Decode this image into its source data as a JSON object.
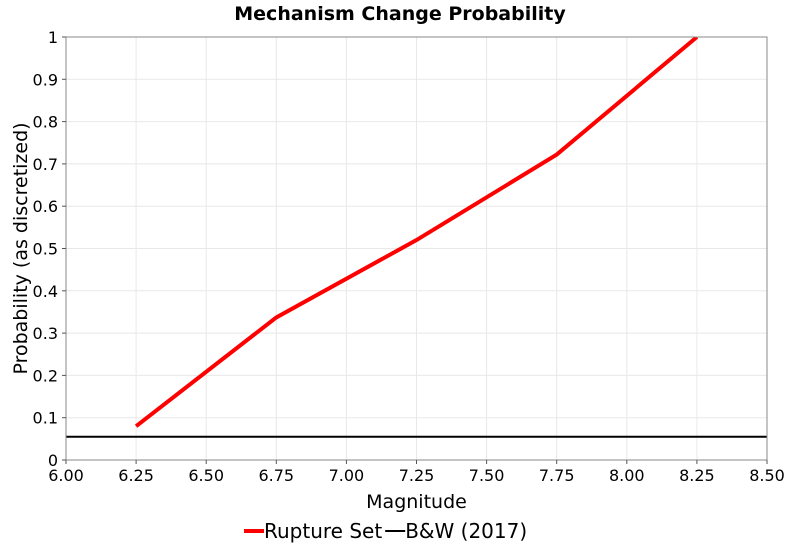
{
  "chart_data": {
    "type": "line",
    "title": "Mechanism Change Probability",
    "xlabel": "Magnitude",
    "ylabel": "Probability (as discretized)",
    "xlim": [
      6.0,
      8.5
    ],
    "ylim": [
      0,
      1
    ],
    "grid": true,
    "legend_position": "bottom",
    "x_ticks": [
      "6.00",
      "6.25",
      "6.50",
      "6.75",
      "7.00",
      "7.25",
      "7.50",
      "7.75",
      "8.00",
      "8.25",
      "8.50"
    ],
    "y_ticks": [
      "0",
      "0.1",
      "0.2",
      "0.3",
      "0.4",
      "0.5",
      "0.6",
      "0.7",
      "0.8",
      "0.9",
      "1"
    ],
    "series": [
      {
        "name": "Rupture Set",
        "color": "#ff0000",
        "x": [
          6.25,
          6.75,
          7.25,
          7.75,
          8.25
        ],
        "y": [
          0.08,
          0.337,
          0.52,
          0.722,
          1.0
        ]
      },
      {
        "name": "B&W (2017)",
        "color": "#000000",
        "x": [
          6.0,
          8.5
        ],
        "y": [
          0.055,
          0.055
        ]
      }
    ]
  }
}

^^^^^^^^^^^^^^^^

→ **WHAT THE TASK ASKS**:
Could you reproduce every record above exactly, leaving out the pictures?

→ **RESULT OF THIS TASK**:
Decode this image into its source data as a JSON object.
{
  "chart_data": {
    "type": "line",
    "title": "Mechanism Change Probability",
    "xlabel": "Magnitude",
    "ylabel": "Probability (as discretized)",
    "xlim": [
      6.0,
      8.5
    ],
    "ylim": [
      0,
      1
    ],
    "grid": true,
    "legend_position": "bottom",
    "x_ticks": [
      "6.00",
      "6.25",
      "6.50",
      "6.75",
      "7.00",
      "7.25",
      "7.50",
      "7.75",
      "8.00",
      "8.25",
      "8.50"
    ],
    "y_ticks": [
      "0",
      "0.1",
      "0.2",
      "0.3",
      "0.4",
      "0.5",
      "0.6",
      "0.7",
      "0.8",
      "0.9",
      "1"
    ],
    "series": [
      {
        "name": "Rupture Set",
        "color": "#ff0000",
        "x": [
          6.25,
          6.75,
          7.25,
          7.75,
          8.25
        ],
        "y": [
          0.08,
          0.337,
          0.52,
          0.722,
          1.0
        ]
      },
      {
        "name": "B&W (2017)",
        "color": "#000000",
        "x": [
          6.0,
          8.5
        ],
        "y": [
          0.055,
          0.055
        ]
      }
    ]
  }
}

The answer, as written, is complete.